--- EXERCISE INSTRUCTIONS ---
Return the records that follow unaltered. Omit every picture.

Start ROWS

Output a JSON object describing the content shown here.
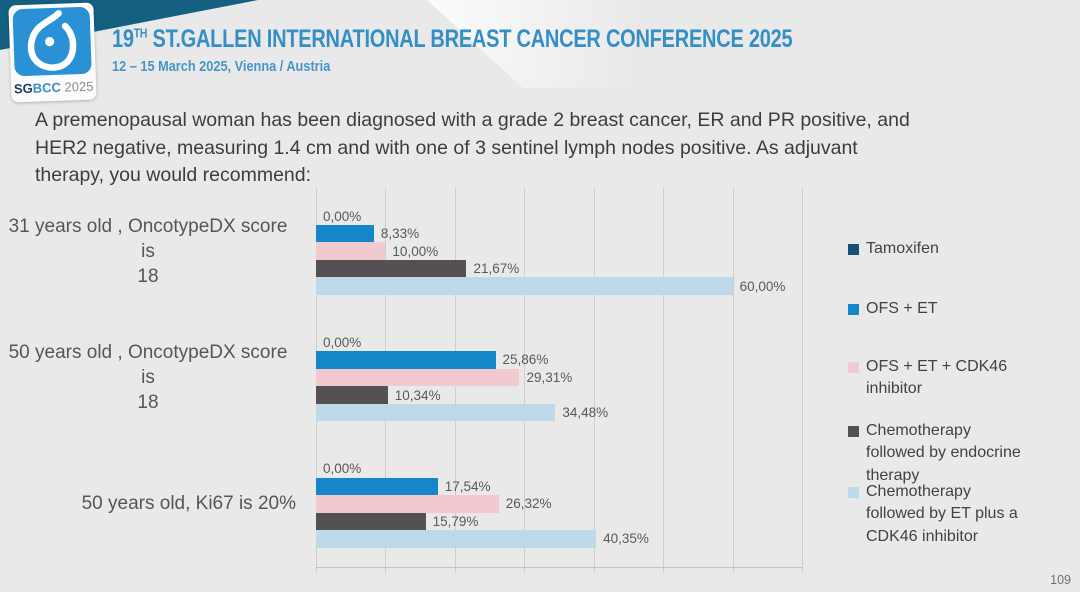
{
  "header": {
    "logo": {
      "sg": "SG",
      "bcc": "BCC",
      "year": " 2025"
    },
    "title_num": "19",
    "title_sup": "TH",
    "title_rest": " ST.GALLEN INTERNATIONAL BREAST CANCER CONFERENCE 2025",
    "subtitle": "12 – 15 March 2025, Vienna / Austria"
  },
  "question": "A premenopausal woman has been diagnosed with a grade 2 breast cancer, ER and PR positive, and\nHER2 negative, measuring 1.4 cm and with one of 3 sentinel lymph nodes positive. As adjuvant\ntherapy, you would recommend:",
  "chart_data": {
    "type": "bar",
    "orientation": "horizontal",
    "title": "",
    "xlabel": "",
    "ylabel": "",
    "xlim": [
      0,
      70
    ],
    "gridline_step": 10,
    "grid": true,
    "legend_position": "right",
    "value_format": "percent, comma decimal separator",
    "categories": [
      "31 years old , OncotypeDX score is\n18",
      "50 years old , OncotypeDX score is\n18",
      "50 years old, Ki67 is 20%"
    ],
    "series": [
      {
        "name": "Tamoxifen",
        "legend_label": "Tamoxifen",
        "color": "#174f78",
        "values": [
          0.0,
          0.0,
          0.0
        ],
        "labels": [
          "0,00%",
          "0,00%",
          "0,00%"
        ]
      },
      {
        "name": "OFS + ET",
        "legend_label": "OFS + ET",
        "color": "#1587c9",
        "values": [
          8.33,
          25.86,
          17.54
        ],
        "labels": [
          "8,33%",
          "25,86%",
          "17,54%"
        ]
      },
      {
        "name": "OFS + ET + CDK46 inhibitor",
        "legend_label": "OFS + ET + CDK46\ninhibitor",
        "color": "#f2c9ce",
        "values": [
          10.0,
          29.31,
          26.32
        ],
        "labels": [
          "10,00%",
          "29,31%",
          "26,32%"
        ]
      },
      {
        "name": "Chemotherapy followed by endocrine therapy",
        "legend_label": "Chemotherapy\nfollowed by endocrine\ntherapy",
        "color": "#555152",
        "values": [
          21.67,
          10.34,
          15.79
        ],
        "labels": [
          "21,67%",
          "10,34%",
          "15,79%"
        ]
      },
      {
        "name": "Chemotherapy followed by ET plus a CDK46 inhibitor",
        "legend_label": "Chemotherapy\nfollowed by ET plus a\nCDK46 inhibitor",
        "color": "#bed9ea",
        "values": [
          60.0,
          34.48,
          40.35
        ],
        "labels": [
          "60,00%",
          "34,48%",
          "40,35%"
        ]
      }
    ]
  },
  "footer": {
    "page_number": "109"
  },
  "colors": {
    "background": "#e9e9e9",
    "accent_teal": "#156080",
    "title_blue": "#338fc6",
    "logo_blue": "#2b91d5",
    "gridline": "#cdcdcd",
    "text_dark": "#3d3d3d",
    "value_label": "#595959"
  }
}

End ROWS

--- ANSWER TO THE PROBLEM ---
Output a JSON object describing the content shown here.
{
  "header": {
    "logo": {
      "sg": "SG",
      "bcc": "BCC",
      "year": " 2025"
    },
    "title_num": "19",
    "title_sup": "TH",
    "title_rest": " ST.GALLEN INTERNATIONAL BREAST CANCER CONFERENCE 2025",
    "subtitle": "12 – 15 March 2025, Vienna / Austria"
  },
  "question": "A premenopausal woman has been diagnosed with a grade 2 breast cancer, ER and PR positive, and\nHER2 negative, measuring 1.4 cm and with one of 3 sentinel lymph nodes positive. As adjuvant\ntherapy, you would recommend:",
  "chart_data": {
    "type": "bar",
    "orientation": "horizontal",
    "title": "",
    "xlabel": "",
    "ylabel": "",
    "xlim": [
      0,
      70
    ],
    "gridline_step": 10,
    "grid": true,
    "legend_position": "right",
    "value_format": "percent, comma decimal separator",
    "categories": [
      "31 years old , OncotypeDX score is\n18",
      "50 years old , OncotypeDX score is\n18",
      "50 years old, Ki67 is 20%"
    ],
    "series": [
      {
        "name": "Tamoxifen",
        "legend_label": "Tamoxifen",
        "color": "#174f78",
        "values": [
          0.0,
          0.0,
          0.0
        ],
        "labels": [
          "0,00%",
          "0,00%",
          "0,00%"
        ]
      },
      {
        "name": "OFS + ET",
        "legend_label": "OFS + ET",
        "color": "#1587c9",
        "values": [
          8.33,
          25.86,
          17.54
        ],
        "labels": [
          "8,33%",
          "25,86%",
          "17,54%"
        ]
      },
      {
        "name": "OFS + ET + CDK46 inhibitor",
        "legend_label": "OFS + ET + CDK46\ninhibitor",
        "color": "#f2c9ce",
        "values": [
          10.0,
          29.31,
          26.32
        ],
        "labels": [
          "10,00%",
          "29,31%",
          "26,32%"
        ]
      },
      {
        "name": "Chemotherapy followed by endocrine therapy",
        "legend_label": "Chemotherapy\nfollowed by endocrine\ntherapy",
        "color": "#555152",
        "values": [
          21.67,
          10.34,
          15.79
        ],
        "labels": [
          "21,67%",
          "10,34%",
          "15,79%"
        ]
      },
      {
        "name": "Chemotherapy followed by ET plus a CDK46 inhibitor",
        "legend_label": "Chemotherapy\nfollowed by ET plus a\nCDK46 inhibitor",
        "color": "#bed9ea",
        "values": [
          60.0,
          34.48,
          40.35
        ],
        "labels": [
          "60,00%",
          "34,48%",
          "40,35%"
        ]
      }
    ]
  },
  "footer": {
    "page_number": "109"
  },
  "colors": {
    "background": "#e9e9e9",
    "accent_teal": "#156080",
    "title_blue": "#338fc6",
    "logo_blue": "#2b91d5",
    "gridline": "#cdcdcd",
    "text_dark": "#3d3d3d",
    "value_label": "#595959"
  }
}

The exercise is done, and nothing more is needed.